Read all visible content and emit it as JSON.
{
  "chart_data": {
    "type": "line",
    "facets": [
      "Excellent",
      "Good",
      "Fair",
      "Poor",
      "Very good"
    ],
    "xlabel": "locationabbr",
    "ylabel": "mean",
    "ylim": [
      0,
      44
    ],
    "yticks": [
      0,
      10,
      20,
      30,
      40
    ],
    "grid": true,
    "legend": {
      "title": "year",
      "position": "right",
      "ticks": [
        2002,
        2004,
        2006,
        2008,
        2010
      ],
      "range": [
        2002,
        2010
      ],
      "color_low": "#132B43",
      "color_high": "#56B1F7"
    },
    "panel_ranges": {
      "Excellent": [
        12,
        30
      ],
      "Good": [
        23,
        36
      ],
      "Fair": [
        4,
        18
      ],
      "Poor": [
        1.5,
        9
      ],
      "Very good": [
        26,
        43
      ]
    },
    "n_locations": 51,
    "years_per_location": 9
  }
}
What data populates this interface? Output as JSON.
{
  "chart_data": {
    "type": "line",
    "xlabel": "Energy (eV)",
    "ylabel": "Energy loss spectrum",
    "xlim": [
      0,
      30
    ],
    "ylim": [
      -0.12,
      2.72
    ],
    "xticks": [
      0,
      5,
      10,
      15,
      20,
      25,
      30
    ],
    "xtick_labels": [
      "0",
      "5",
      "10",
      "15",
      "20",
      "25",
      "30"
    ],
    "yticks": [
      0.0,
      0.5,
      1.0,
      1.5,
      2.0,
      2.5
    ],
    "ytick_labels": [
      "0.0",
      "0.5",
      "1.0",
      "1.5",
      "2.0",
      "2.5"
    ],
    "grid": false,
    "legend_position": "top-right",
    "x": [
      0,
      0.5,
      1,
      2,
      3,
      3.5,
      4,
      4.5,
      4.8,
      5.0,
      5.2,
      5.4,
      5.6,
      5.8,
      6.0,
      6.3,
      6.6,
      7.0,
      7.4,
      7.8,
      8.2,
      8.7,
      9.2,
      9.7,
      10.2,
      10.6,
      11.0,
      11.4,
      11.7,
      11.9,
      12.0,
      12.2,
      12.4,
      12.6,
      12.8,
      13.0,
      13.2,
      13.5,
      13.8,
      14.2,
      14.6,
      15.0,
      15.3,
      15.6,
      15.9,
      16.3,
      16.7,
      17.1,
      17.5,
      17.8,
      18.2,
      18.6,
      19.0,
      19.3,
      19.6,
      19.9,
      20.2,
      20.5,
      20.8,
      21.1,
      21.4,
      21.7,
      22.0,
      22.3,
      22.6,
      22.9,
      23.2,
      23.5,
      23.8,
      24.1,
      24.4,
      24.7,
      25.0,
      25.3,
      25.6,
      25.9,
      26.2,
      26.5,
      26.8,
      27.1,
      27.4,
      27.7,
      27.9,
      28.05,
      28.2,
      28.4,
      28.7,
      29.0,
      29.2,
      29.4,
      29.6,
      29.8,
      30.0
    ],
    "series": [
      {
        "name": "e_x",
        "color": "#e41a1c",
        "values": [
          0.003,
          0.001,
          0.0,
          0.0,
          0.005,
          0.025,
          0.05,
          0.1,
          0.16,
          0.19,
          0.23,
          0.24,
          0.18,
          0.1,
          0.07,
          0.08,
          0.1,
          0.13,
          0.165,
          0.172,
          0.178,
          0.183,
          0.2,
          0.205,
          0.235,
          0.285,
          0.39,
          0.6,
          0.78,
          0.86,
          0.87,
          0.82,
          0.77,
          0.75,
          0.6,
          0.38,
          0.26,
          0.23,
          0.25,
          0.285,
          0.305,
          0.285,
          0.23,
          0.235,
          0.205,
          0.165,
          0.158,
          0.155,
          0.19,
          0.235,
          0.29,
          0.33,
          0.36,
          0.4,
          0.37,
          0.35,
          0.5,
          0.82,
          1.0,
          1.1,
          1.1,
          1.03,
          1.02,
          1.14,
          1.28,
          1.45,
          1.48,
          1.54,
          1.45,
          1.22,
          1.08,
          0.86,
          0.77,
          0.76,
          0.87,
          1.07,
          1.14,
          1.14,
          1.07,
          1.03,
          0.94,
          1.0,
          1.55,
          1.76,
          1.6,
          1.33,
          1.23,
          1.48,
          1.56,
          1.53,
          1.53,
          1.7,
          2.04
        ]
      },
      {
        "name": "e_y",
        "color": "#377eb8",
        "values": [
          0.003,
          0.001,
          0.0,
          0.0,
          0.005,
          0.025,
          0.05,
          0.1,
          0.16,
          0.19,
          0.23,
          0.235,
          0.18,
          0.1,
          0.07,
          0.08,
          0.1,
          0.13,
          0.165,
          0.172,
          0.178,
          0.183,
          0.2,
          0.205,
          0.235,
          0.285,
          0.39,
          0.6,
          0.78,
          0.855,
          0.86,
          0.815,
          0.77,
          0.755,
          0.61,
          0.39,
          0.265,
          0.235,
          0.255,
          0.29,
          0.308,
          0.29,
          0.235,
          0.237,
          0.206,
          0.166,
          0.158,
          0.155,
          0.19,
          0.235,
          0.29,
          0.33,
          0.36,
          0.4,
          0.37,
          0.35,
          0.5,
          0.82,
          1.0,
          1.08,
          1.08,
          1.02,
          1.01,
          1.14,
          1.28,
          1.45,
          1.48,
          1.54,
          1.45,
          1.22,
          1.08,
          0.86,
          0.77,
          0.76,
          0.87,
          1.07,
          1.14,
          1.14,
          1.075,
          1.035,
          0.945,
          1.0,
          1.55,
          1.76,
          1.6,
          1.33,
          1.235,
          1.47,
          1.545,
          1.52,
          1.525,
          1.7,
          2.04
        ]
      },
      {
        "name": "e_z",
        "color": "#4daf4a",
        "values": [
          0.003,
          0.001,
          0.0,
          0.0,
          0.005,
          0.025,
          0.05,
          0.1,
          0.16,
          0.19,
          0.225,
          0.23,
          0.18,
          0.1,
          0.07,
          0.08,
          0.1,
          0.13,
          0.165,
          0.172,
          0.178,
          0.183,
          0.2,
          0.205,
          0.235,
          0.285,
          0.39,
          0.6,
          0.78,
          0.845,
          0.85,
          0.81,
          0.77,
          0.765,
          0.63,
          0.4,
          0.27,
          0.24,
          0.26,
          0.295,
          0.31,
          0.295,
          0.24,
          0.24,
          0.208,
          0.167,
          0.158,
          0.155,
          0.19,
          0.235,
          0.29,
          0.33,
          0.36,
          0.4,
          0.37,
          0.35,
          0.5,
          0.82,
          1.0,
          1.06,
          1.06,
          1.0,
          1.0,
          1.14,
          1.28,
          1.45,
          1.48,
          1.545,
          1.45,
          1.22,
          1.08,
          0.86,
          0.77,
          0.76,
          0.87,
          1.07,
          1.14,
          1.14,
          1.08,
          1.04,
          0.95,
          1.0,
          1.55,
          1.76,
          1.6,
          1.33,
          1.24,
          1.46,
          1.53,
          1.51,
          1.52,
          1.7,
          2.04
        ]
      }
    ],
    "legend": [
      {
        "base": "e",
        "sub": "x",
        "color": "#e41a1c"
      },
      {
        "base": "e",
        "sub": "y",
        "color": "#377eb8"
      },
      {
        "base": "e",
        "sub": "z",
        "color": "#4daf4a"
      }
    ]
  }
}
-=-=-=-=-
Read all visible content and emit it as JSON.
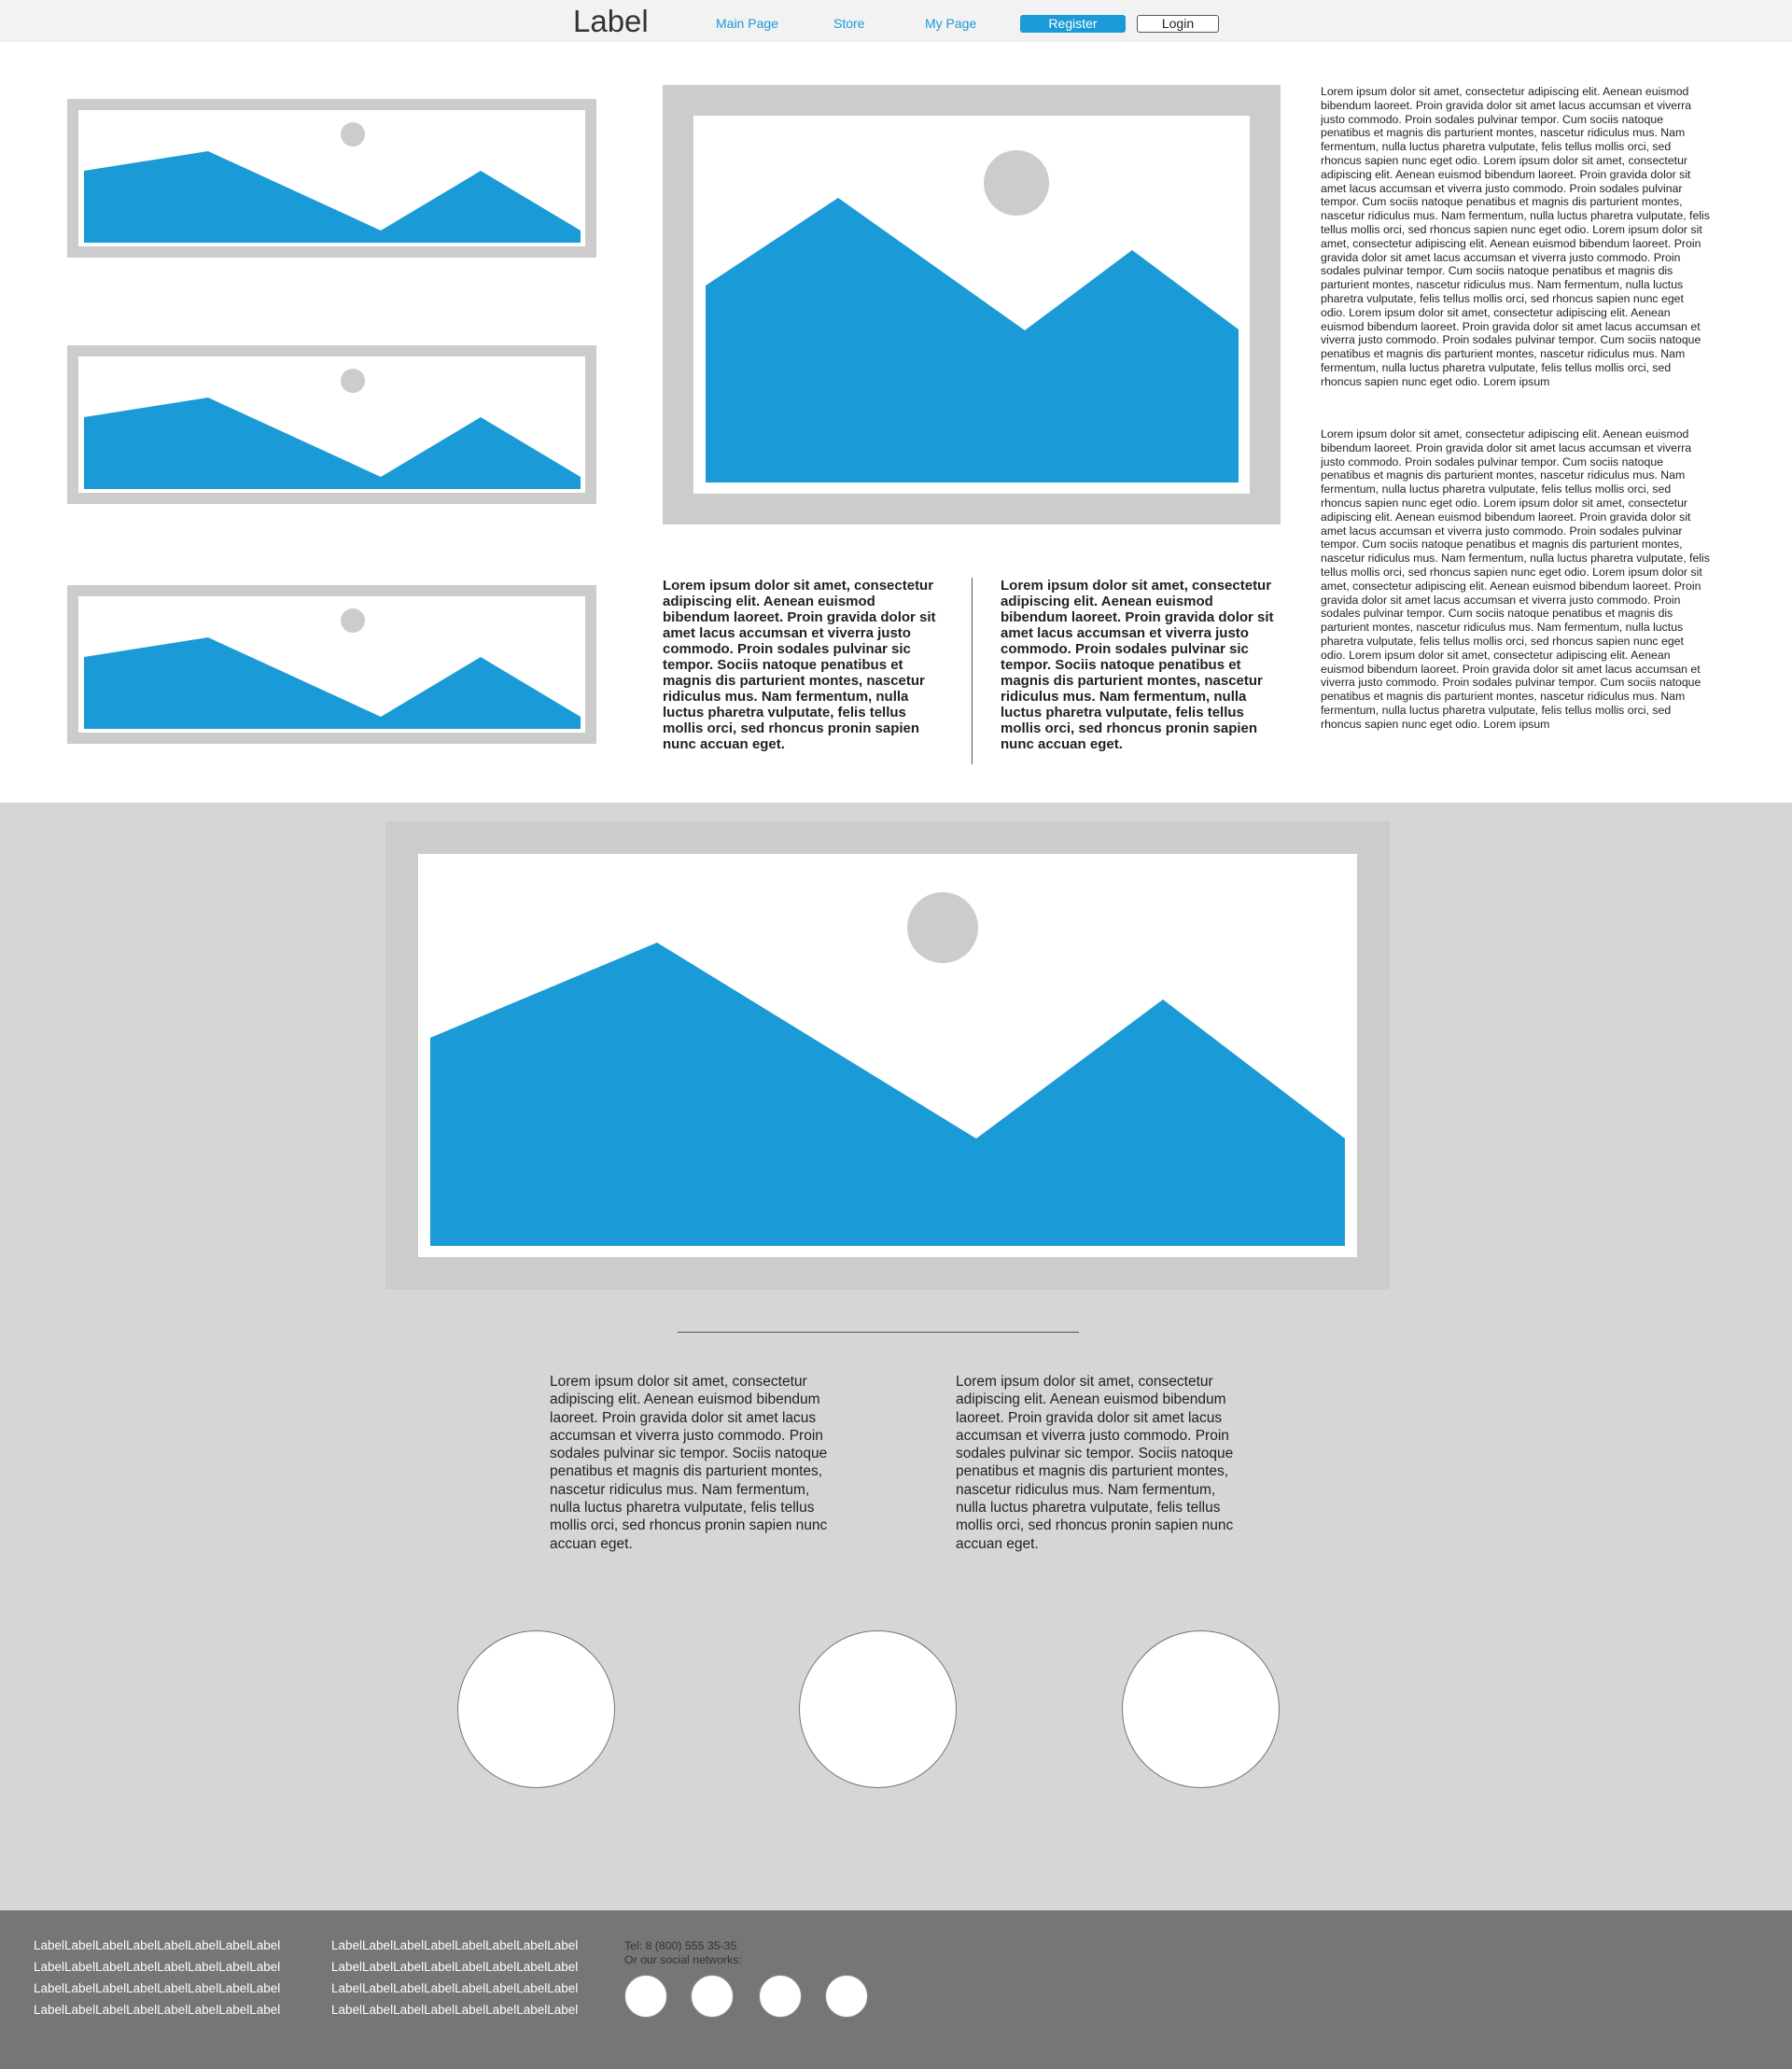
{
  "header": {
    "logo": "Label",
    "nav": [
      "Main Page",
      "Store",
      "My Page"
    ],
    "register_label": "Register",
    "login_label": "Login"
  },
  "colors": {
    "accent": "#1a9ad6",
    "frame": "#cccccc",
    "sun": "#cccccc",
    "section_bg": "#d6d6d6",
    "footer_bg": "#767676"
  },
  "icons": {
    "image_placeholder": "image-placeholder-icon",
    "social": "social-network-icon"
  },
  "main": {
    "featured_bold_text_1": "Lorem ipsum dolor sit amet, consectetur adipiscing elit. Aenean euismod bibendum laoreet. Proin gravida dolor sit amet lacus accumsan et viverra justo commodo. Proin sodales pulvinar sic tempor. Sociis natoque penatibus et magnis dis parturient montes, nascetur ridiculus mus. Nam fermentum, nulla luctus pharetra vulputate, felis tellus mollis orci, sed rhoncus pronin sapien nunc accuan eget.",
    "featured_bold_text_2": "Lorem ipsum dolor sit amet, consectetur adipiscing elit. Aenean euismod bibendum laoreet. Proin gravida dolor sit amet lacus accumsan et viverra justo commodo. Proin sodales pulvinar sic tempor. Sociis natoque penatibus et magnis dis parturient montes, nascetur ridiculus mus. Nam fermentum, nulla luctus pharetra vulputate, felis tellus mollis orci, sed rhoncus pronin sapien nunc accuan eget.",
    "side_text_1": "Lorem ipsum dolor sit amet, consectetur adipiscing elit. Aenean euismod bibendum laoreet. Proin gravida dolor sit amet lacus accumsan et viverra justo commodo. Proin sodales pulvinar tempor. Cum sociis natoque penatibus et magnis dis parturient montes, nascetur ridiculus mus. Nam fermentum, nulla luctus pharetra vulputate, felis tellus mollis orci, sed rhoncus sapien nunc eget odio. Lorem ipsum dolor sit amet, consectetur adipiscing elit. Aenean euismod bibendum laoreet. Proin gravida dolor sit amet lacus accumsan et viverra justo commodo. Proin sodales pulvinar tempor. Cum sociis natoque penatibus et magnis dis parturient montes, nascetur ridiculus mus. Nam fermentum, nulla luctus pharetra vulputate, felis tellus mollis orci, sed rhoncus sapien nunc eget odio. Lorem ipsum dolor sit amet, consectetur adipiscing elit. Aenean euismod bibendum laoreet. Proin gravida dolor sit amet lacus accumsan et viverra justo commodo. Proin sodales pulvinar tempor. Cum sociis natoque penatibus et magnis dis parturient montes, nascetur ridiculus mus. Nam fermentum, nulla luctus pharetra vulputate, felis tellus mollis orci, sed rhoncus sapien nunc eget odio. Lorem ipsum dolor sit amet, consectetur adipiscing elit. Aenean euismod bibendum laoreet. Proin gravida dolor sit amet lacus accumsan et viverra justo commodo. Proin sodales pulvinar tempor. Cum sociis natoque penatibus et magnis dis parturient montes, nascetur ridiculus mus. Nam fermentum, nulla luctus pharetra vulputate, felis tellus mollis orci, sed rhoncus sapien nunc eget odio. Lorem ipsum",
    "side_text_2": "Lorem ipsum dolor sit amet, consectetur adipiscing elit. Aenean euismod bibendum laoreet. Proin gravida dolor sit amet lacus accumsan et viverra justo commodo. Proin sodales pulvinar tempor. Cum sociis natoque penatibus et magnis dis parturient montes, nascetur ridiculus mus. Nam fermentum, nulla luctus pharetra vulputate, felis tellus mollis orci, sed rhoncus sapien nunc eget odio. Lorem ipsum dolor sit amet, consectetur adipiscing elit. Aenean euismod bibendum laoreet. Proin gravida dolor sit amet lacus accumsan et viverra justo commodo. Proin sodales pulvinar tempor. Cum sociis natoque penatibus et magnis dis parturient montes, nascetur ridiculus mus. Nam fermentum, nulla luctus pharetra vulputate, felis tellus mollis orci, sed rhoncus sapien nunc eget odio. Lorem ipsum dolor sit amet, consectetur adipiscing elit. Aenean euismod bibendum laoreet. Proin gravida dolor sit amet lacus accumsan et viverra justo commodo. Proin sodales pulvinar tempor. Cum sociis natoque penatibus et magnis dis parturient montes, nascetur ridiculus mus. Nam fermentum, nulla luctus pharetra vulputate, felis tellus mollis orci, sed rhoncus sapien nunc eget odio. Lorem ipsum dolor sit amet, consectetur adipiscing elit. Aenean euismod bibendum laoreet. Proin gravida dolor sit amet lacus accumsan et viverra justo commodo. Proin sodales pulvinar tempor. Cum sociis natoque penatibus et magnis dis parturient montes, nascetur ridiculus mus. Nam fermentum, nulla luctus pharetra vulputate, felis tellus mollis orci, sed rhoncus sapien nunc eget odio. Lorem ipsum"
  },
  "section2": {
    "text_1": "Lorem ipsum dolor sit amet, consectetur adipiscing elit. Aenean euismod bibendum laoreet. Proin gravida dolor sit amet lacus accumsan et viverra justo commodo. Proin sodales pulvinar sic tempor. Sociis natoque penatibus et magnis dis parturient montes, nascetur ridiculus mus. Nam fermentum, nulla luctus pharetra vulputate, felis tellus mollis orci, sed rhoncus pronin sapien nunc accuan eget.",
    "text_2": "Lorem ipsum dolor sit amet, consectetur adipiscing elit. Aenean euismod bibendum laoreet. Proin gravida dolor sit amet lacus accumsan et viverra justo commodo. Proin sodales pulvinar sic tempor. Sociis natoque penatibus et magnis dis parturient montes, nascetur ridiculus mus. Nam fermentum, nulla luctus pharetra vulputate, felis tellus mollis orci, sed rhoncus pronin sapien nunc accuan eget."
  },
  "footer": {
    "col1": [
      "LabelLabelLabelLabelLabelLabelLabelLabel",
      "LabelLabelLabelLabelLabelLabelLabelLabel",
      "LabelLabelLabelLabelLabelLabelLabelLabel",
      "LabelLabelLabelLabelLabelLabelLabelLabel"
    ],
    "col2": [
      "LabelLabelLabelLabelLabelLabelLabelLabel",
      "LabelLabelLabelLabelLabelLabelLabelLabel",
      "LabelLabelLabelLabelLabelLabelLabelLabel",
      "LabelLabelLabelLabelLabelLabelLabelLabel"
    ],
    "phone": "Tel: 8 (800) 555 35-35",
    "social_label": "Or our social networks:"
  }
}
-=-=-=-=-
WHAT YOU NEED TO DO:
Show the lines from the data above that contain the string "pronin".

RESPONSE:
    "featured_bold_text_1": "Lorem ipsum dolor sit amet, consectetur adipiscing elit. Aenean euismod bibendum laoreet. Proin gravida dolor sit amet lacus accumsan et viverra justo commodo. Proin sodales pulvinar sic tempor. Sociis natoque penatibus et magnis dis parturient montes, nascetur ridiculus mus. Nam fermentum, nulla luctus pharetra vulputate, felis tellus mollis orci, sed rhoncus pronin sapien nunc accuan eget.",
    "featured_bold_text_2": "Lorem ipsum dolor sit amet, consectetur adipiscing elit. Aenean euismod bibendum laoreet. Proin gravida dolor sit amet lacus accumsan et viverra justo commodo. Proin sodales pulvinar sic tempor. Sociis natoque penatibus et magnis dis parturient montes, nascetur ridiculus mus. Nam fermentum, nulla luctus pharetra vulputate, felis tellus mollis orci, sed rhoncus pronin sapien nunc accuan eget.",
    "text_1": "Lorem ipsum dolor sit amet, consectetur adipiscing elit. Aenean euismod bibendum laoreet. Proin gravida dolor sit amet lacus accumsan et viverra justo commodo. Proin sodales pulvinar sic tempor. Sociis natoque penatibus et magnis dis parturient montes, nascetur ridiculus mus. Nam fermentum, nulla luctus pharetra vulputate, felis tellus mollis orci, sed rhoncus pronin sapien nunc accuan eget.",
    "text_2": "Lorem ipsum dolor sit amet, consectetur adipiscing elit. Aenean euismod bibendum laoreet. Proin gravida dolor sit amet lacus accumsan et viverra justo commodo. Proin sodales pulvinar sic tempor. Sociis natoque penatibus et magnis dis parturient montes, nascetur ridiculus mus. Nam fermentum, nulla luctus pharetra vulputate, felis tellus mollis orci, sed rhoncus pronin sapien nunc accuan eget."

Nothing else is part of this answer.